▶ **YOUR OBJECTIVE**
In the records below, find each line with the word "category" and copy it.

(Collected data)
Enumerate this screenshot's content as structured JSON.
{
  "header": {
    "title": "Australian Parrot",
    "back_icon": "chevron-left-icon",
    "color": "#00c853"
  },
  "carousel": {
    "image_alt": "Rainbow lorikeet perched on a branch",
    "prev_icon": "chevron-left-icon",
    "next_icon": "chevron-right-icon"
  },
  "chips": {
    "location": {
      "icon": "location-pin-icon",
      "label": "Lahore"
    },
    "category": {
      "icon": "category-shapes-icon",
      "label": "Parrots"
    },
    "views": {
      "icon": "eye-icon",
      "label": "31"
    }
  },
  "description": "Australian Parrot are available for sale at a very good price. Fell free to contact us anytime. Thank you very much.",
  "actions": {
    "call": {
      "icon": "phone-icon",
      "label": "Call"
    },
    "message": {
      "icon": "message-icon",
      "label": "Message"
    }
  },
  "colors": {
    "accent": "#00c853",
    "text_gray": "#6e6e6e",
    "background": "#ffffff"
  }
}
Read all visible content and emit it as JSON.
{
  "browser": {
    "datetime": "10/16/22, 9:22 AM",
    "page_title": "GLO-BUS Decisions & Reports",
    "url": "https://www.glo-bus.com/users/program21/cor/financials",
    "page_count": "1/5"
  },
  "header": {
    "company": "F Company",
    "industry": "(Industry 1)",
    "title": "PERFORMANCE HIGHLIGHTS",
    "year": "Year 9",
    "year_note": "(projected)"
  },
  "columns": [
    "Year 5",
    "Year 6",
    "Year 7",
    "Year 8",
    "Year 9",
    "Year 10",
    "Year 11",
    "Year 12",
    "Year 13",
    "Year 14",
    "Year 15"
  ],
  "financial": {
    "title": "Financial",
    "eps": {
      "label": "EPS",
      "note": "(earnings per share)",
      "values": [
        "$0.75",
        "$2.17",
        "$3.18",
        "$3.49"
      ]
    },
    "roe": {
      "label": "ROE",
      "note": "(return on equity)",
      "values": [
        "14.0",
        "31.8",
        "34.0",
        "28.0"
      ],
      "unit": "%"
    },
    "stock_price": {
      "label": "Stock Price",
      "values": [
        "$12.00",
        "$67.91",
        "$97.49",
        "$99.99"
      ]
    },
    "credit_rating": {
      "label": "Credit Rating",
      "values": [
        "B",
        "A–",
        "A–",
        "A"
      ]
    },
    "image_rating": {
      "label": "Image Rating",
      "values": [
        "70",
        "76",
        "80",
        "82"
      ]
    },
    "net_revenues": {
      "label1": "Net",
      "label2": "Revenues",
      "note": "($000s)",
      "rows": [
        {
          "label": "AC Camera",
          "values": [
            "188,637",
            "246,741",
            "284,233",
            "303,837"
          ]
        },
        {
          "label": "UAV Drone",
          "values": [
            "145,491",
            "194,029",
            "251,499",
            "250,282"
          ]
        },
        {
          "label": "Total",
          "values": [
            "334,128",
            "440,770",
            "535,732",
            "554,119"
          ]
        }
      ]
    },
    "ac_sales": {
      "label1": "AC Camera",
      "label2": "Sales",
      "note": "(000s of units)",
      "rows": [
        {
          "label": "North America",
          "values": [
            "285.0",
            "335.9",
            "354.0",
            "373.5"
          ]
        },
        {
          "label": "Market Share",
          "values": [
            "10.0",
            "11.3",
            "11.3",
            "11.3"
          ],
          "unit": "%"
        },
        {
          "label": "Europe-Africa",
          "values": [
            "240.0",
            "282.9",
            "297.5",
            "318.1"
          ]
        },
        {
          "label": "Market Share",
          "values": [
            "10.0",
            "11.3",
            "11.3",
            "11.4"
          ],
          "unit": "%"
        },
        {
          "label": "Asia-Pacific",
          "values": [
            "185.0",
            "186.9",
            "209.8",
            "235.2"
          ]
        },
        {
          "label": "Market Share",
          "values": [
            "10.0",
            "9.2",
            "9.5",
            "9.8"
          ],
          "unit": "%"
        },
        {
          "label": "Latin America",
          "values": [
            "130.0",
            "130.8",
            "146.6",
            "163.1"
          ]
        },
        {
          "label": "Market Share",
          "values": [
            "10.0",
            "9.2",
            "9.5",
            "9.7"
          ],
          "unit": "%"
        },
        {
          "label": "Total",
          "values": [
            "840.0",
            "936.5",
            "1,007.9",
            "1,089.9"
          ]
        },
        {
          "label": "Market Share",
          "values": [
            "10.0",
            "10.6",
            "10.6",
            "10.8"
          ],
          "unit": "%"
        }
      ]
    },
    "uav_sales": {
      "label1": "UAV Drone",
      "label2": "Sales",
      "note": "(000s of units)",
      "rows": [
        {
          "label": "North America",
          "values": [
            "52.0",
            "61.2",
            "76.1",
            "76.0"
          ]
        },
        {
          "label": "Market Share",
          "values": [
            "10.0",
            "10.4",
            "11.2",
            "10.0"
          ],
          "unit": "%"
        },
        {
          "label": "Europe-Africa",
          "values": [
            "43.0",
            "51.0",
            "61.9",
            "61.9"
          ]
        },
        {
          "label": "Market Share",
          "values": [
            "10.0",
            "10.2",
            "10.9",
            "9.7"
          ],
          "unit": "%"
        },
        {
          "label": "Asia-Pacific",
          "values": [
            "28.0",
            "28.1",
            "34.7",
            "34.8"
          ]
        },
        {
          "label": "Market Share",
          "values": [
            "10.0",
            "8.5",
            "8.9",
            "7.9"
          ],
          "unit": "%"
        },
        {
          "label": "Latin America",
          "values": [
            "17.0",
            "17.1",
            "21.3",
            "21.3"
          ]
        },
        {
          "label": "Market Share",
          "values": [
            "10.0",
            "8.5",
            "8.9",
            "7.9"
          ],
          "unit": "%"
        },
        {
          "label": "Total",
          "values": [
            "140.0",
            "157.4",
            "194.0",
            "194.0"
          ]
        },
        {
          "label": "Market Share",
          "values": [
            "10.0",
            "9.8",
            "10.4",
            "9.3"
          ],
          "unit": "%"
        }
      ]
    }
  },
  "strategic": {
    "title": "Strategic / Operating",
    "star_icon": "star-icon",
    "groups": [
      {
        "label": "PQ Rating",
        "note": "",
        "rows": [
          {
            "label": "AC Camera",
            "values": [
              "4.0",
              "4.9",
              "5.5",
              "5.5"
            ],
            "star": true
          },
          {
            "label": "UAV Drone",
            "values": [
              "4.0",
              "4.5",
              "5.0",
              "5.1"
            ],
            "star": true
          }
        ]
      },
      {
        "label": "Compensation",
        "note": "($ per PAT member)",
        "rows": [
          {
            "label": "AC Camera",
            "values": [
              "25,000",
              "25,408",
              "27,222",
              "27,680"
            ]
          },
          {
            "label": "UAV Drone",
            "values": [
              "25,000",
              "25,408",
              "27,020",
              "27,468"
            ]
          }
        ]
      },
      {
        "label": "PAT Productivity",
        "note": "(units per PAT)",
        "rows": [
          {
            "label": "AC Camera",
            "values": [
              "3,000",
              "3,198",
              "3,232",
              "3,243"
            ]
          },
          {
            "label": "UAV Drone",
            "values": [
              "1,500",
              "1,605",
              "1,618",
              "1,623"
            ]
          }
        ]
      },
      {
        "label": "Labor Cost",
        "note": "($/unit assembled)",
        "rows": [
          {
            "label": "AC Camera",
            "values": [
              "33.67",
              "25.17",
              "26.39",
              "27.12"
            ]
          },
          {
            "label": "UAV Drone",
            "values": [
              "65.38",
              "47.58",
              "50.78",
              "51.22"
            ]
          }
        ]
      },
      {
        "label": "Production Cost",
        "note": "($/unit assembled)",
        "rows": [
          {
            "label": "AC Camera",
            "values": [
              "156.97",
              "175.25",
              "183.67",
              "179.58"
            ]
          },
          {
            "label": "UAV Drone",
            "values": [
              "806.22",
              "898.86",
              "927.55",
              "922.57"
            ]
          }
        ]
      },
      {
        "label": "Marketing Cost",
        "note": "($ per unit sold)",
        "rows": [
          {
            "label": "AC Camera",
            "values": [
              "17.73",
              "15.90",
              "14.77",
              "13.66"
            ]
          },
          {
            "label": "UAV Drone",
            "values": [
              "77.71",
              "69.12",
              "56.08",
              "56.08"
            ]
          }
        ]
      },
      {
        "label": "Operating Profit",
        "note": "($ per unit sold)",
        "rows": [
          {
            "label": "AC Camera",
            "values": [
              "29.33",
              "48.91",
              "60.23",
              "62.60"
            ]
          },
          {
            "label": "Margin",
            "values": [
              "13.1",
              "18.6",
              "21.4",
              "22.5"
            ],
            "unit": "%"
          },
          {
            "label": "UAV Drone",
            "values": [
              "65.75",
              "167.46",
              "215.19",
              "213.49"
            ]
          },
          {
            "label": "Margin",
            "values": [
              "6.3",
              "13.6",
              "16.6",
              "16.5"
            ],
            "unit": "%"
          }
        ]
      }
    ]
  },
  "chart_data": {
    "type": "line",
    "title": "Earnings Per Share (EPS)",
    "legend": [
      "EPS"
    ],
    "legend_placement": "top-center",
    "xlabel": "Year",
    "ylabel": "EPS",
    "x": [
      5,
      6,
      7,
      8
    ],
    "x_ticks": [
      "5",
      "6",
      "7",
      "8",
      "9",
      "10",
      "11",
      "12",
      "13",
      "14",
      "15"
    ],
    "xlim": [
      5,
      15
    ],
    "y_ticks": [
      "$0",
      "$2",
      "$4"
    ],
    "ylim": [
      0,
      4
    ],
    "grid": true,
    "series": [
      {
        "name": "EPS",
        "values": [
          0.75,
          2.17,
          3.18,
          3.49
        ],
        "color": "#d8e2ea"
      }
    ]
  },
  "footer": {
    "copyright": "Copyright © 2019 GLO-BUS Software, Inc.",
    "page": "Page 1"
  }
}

▶ **RESPONSE**
    "category": {
      "icon": "category-shapes-icon",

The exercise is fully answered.